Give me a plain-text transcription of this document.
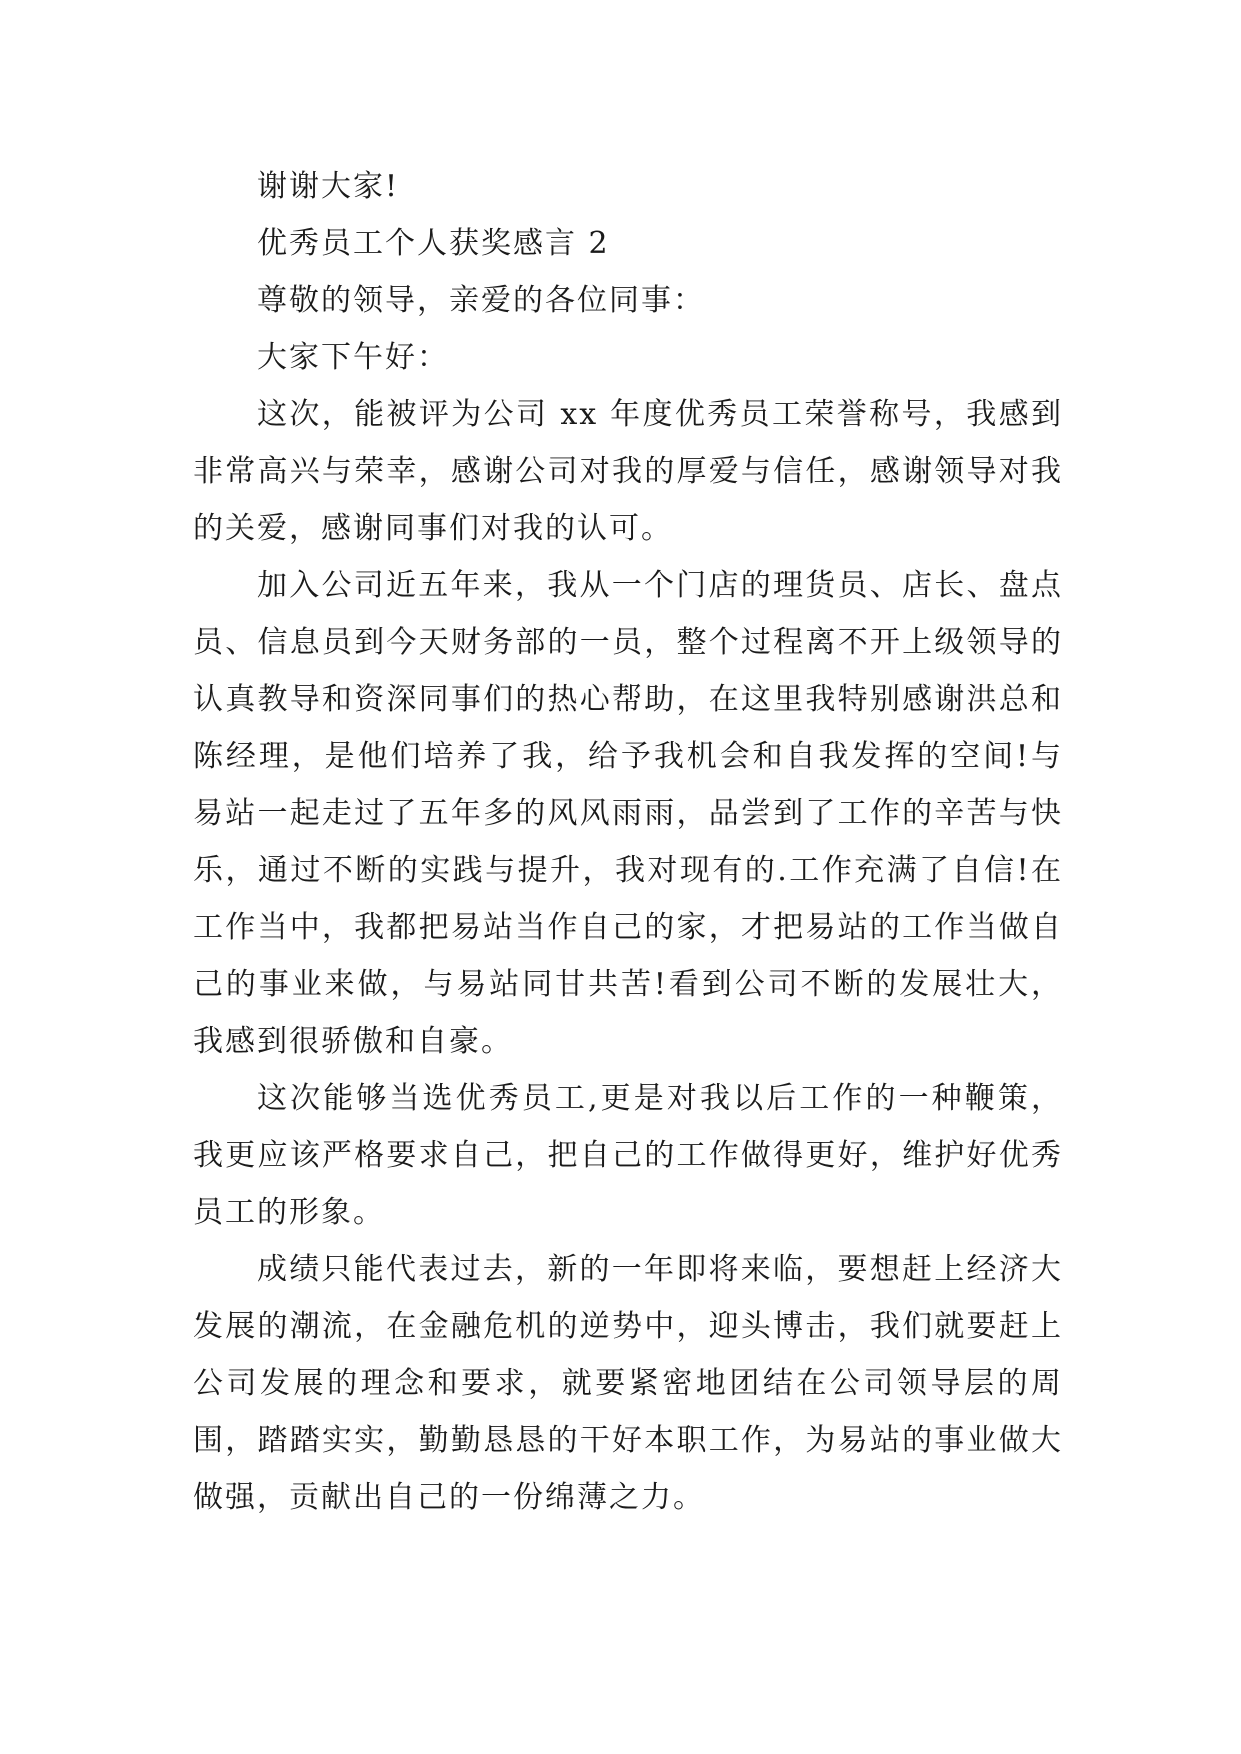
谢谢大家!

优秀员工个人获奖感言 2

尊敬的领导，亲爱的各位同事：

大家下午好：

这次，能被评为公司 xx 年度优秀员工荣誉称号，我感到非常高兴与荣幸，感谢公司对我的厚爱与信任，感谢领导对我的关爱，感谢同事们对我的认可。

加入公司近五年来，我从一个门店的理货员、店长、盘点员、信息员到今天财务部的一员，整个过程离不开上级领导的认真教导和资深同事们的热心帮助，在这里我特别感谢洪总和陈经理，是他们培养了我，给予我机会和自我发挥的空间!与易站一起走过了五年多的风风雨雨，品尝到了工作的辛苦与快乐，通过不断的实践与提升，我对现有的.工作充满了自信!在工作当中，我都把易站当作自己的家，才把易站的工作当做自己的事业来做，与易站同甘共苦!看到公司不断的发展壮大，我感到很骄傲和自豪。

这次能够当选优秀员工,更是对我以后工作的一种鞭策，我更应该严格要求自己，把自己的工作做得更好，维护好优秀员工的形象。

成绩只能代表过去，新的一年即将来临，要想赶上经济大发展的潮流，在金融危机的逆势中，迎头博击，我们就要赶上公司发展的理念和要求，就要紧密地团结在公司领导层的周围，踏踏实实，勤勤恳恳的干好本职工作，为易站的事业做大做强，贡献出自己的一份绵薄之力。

* [PROBLEM DESCRIPTION]
Nothing but the pictures may be dropped; output the records above exactly.

* [TASK ANSWER]
Give me a plain-text transcription of this document.
谢谢大家!

优秀员工个人获奖感言 2

尊敬的领导，亲爱的各位同事：

大家下午好：

这次，能被评为公司 xx 年度优秀员工荣誉称号，我感到非常高兴与荣幸，感谢公司对我的厚爱与信任，感谢领导对我的关爱，感谢同事们对我的认可。

加入公司近五年来，我从一个门店的理货员、店长、盘点员、信息员到今天财务部的一员，整个过程离不开上级领导的认真教导和资深同事们的热心帮助，在这里我特别感谢洪总和陈经理，是他们培养了我，给予我机会和自我发挥的空间!与易站一起走过了五年多的风风雨雨，品尝到了工作的辛苦与快乐，通过不断的实践与提升，我对现有的.工作充满了自信!在工作当中，我都把易站当作自己的家，才把易站的工作当做自己的事业来做，与易站同甘共苦!看到公司不断的发展壮大，我感到很骄傲和自豪。

这次能够当选优秀员工,更是对我以后工作的一种鞭策，我更应该严格要求自己，把自己的工作做得更好，维护好优秀员工的形象。

成绩只能代表过去，新的一年即将来临，要想赶上经济大发展的潮流，在金融危机的逆势中，迎头博击，我们就要赶上公司发展的理念和要求，就要紧密地团结在公司领导层的周围，踏踏实实，勤勤恳恳的干好本职工作，为易站的事业做大做强，贡献出自己的一份绵薄之力。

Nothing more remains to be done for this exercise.